▸ **Material for this task**:
-- -- --

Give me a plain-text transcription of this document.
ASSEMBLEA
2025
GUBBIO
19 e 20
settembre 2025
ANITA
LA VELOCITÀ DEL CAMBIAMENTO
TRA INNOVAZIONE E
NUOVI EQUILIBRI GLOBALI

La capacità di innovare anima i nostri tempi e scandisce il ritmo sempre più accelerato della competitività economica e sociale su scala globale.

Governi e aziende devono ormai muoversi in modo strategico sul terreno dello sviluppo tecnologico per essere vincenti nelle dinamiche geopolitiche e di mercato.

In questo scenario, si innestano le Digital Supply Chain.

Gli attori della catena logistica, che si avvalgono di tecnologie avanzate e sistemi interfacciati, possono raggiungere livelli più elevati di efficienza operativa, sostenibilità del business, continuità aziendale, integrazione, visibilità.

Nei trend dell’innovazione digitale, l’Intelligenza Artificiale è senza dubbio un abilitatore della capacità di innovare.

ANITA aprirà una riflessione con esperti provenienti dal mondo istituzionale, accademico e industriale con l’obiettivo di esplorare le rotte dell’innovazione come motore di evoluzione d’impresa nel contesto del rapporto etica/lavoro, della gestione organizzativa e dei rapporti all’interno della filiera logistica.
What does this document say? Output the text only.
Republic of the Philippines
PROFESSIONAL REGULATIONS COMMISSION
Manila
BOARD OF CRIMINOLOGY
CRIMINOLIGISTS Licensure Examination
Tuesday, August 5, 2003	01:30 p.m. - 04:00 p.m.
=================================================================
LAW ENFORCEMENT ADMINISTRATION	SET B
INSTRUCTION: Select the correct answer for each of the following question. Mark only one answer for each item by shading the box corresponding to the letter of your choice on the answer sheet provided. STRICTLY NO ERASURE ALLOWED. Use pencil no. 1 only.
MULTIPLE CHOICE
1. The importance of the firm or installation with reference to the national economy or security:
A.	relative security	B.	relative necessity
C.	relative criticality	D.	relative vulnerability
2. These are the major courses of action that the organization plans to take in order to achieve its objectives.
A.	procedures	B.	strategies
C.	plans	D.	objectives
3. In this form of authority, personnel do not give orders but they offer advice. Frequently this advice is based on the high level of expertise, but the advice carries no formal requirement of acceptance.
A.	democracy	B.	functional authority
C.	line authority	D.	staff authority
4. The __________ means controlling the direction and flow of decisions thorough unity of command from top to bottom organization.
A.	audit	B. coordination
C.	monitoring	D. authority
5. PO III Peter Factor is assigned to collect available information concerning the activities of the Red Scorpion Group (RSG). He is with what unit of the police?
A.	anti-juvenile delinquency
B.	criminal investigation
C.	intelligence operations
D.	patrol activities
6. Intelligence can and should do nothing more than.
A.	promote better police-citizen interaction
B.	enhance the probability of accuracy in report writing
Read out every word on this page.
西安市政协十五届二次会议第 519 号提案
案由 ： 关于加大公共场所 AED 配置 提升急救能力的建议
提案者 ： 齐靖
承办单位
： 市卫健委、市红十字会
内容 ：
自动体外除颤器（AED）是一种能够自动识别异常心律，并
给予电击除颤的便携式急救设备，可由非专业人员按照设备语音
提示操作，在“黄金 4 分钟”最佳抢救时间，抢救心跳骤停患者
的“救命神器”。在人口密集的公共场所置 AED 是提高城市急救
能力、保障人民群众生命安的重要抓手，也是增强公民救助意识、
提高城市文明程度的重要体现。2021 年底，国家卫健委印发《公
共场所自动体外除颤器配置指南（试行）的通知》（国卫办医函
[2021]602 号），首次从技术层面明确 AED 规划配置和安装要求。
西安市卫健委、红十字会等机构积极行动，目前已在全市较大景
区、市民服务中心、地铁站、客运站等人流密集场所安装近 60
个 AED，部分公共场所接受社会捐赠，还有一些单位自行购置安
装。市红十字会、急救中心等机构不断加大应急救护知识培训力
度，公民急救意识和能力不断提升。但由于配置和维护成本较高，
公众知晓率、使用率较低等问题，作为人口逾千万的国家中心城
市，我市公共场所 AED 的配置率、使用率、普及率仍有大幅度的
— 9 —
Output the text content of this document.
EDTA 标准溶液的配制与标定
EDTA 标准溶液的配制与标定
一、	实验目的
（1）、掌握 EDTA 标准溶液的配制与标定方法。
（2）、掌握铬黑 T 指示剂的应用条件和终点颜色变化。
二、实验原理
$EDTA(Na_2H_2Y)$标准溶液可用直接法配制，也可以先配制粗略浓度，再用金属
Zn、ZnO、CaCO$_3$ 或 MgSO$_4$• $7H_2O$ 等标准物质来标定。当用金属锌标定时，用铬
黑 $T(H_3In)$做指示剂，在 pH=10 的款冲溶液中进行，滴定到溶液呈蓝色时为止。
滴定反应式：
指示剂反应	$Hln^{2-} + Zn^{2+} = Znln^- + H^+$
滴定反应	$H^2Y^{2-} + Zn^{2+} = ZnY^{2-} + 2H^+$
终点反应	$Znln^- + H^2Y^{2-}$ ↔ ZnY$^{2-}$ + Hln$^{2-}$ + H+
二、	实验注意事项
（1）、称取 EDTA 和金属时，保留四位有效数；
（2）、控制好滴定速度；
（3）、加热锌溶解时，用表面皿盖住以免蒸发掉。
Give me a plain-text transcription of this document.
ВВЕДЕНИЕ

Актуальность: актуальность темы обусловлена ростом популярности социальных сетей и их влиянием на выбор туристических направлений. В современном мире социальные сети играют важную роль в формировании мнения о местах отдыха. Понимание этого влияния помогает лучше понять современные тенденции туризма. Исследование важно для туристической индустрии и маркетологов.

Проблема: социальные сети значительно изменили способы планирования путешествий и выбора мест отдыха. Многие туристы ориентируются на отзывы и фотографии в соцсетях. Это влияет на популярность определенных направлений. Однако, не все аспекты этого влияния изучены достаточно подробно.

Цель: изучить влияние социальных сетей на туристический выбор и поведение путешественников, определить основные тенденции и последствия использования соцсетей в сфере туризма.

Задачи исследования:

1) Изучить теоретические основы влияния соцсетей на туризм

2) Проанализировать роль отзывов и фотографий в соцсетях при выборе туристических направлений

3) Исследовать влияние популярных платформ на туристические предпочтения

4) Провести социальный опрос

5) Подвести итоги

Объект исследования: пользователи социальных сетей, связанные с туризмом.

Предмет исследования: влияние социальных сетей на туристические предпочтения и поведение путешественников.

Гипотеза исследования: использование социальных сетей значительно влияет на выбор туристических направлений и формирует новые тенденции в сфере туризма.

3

-- -- --

▸ **Problem to solve**:
Extract each line of the material exactly as it stands.

▸ **Result of the task**:
Give me a plain-text transcription of this document.
ASSEMBLEA
2025
GUBBIO
19 e 20
settembre 2025
ANITA
LA VELOCITÀ DEL CAMBIAMENTO
TRA INNOVAZIONE E
NUOVI EQUILIBRI GLOBALI

La capacità di innovare anima i nostri tempi e scandisce il ritmo sempre più accelerato della competitività economica e sociale su scala globale.

Governi e aziende devono ormai muoversi in modo strategico sul terreno dello sviluppo tecnologico per essere vincenti nelle dinamiche geopolitiche e di mercato.

In questo scenario, si innestano le Digital Supply Chain.

Gli attori della catena logistica, che si avvalgono di tecnologie avanzate e sistemi interfacciati, possono raggiungere livelli più elevati di efficienza operativa, sostenibilità del business, continuità aziendale, integrazione, visibilità.

Nei trend dell’innovazione digitale, l’Intelligenza Artificiale è senza dubbio un abilitatore della capacità di innovare.

ANITA aprirà una riflessione con esperti provenienti dal mondo istituzionale, accademico e industriale con l’obiettivo di esplorare le rotte dell’innovazione come motore di evoluzione d’impresa nel contesto del rapporto etica/lavoro, della gestione organizzativa e dei rapporti all’interno della filiera logistica.
What does this document say? Output the text only.
Republic of the Philippines
PROFESSIONAL REGULATIONS COMMISSION
Manila
BOARD OF CRIMINOLOGY
CRIMINOLIGISTS Licensure Examination
Tuesday, August 5, 2003	01:30 p.m. - 04:00 p.m.
=================================================================
LAW ENFORCEMENT ADMINISTRATION	SET B
INSTRUCTION: Select the correct answer for each of the following question. Mark only one answer for each item by shading the box corresponding to the letter of your choice on the answer sheet provided. STRICTLY NO ERASURE ALLOWED. Use pencil no. 1 only.
MULTIPLE CHOICE
1. The importance of the firm or installation with reference to the national economy or security:
A.	relative security	B.	relative necessity
C.	relative criticality	D.	relative vulnerability
2. These are the major courses of action that the organization plans to take in order to achieve its objectives.
A.	procedures	B.	strategies
C.	plans	D.	objectives
3. In this form of authority, personnel do not give orders but they offer advice. Frequently this advice is based on the high level of expertise, but the advice carries no formal requirement of acceptance.
A.	democracy	B.	functional authority
C.	line authority	D.	staff authority
4. The __________ means controlling the direction and flow of decisions thorough unity of command from top to bottom organization.
A.	audit	B. coordination
C.	monitoring	D. authority
5. PO III Peter Factor is assigned to collect available information concerning the activities of the Red Scorpion Group (RSG). He is with what unit of the police?
A.	anti-juvenile delinquency
B.	criminal investigation
C.	intelligence operations
D.	patrol activities
6. Intelligence can and should do nothing more than.
A.	promote better police-citizen interaction
B.	enhance the probability of accuracy in report writing
Read out every word on this page.
西安市政协十五届二次会议第 519 号提案
案由 ： 关于加大公共场所 AED 配置 提升急救能力的建议
提案者 ： 齐靖
承办单位
： 市卫健委、市红十字会
内容 ：
自动体外除颤器（AED）是一种能够自动识别异常心律，并
给予电击除颤的便携式急救设备，可由非专业人员按照设备语音
提示操作，在“黄金 4 分钟”最佳抢救时间，抢救心跳骤停患者
的“救命神器”。在人口密集的公共场所置 AED 是提高城市急救
能力、保障人民群众生命安的重要抓手，也是增强公民救助意识、
提高城市文明程度的重要体现。2021 年底，国家卫健委印发《公
共场所自动体外除颤器配置指南（试行）的通知》（国卫办医函
[2021]602 号），首次从技术层面明确 AED 规划配置和安装要求。
西安市卫健委、红十字会等机构积极行动，目前已在全市较大景
区、市民服务中心、地铁站、客运站等人流密集场所安装近 60
个 AED，部分公共场所接受社会捐赠，还有一些单位自行购置安
装。市红十字会、急救中心等机构不断加大应急救护知识培训力
度，公民急救意识和能力不断提升。但由于配置和维护成本较高，
公众知晓率、使用率较低等问题，作为人口逾千万的国家中心城
市，我市公共场所 AED 的配置率、使用率、普及率仍有大幅度的
— 9 —
Output the text content of this document.
EDTA 标准溶液的配制与标定
EDTA 标准溶液的配制与标定
一、	实验目的
（1）、掌握 EDTA 标准溶液的配制与标定方法。
（2）、掌握铬黑 T 指示剂的应用条件和终点颜色变化。
二、实验原理
$EDTA(Na_2H_2Y)$标准溶液可用直接法配制，也可以先配制粗略浓度，再用金属
Zn、ZnO、CaCO$_3$ 或 MgSO$_4$• $7H_2O$ 等标准物质来标定。当用金属锌标定时，用铬
黑 $T(H_3In)$做指示剂，在 pH=10 的款冲溶液中进行，滴定到溶液呈蓝色时为止。
滴定反应式：
指示剂反应	$Hln^{2-} + Zn^{2+} = Znln^- + H^+$
滴定反应	$H^2Y^{2-} + Zn^{2+} = ZnY^{2-} + 2H^+$
终点反应	$Znln^- + H^2Y^{2-}$ ↔ ZnY$^{2-}$ + Hln$^{2-}$ + H+
二、	实验注意事项
（1）、称取 EDTA 和金属时，保留四位有效数；
（2）、控制好滴定速度；
（3）、加热锌溶解时，用表面皿盖住以免蒸发掉。
Give me a plain-text transcription of this document.
ВВЕДЕНИЕ

Актуальность: актуальность темы обусловлена ростом популярности социальных сетей и их влиянием на выбор туристических направлений. В современном мире социальные сети играют важную роль в формировании мнения о местах отдыха. Понимание этого влияния помогает лучше понять современные тенденции туризма. Исследование важно для туристической индустрии и маркетологов.

Проблема: социальные сети значительно изменили способы планирования путешествий и выбора мест отдыха. Многие туристы ориентируются на отзывы и фотографии в соцсетях. Это влияет на популярность определенных направлений. Однако, не все аспекты этого влияния изучены достаточно подробно.

Цель: изучить влияние социальных сетей на туристический выбор и поведение путешественников, определить основные тенденции и последствия использования соцсетей в сфере туризма.

Задачи исследования:

1) Изучить теоретические основы влияния соцсетей на туризм

2) Проанализировать роль отзывов и фотографий в соцсетях при выборе туристических направлений

3) Исследовать влияние популярных платформ на туристические предпочтения

4) Провести социальный опрос

5) Подвести итоги

Объект исследования: пользователи социальных сетей, связанные с туризмом.

Предмет исследования: влияние социальных сетей на туристические предпочтения и поведение путешественников.

Гипотеза исследования: использование социальных сетей значительно влияет на выбор туристических направлений и формирует новые тенденции в сфере туризма.

3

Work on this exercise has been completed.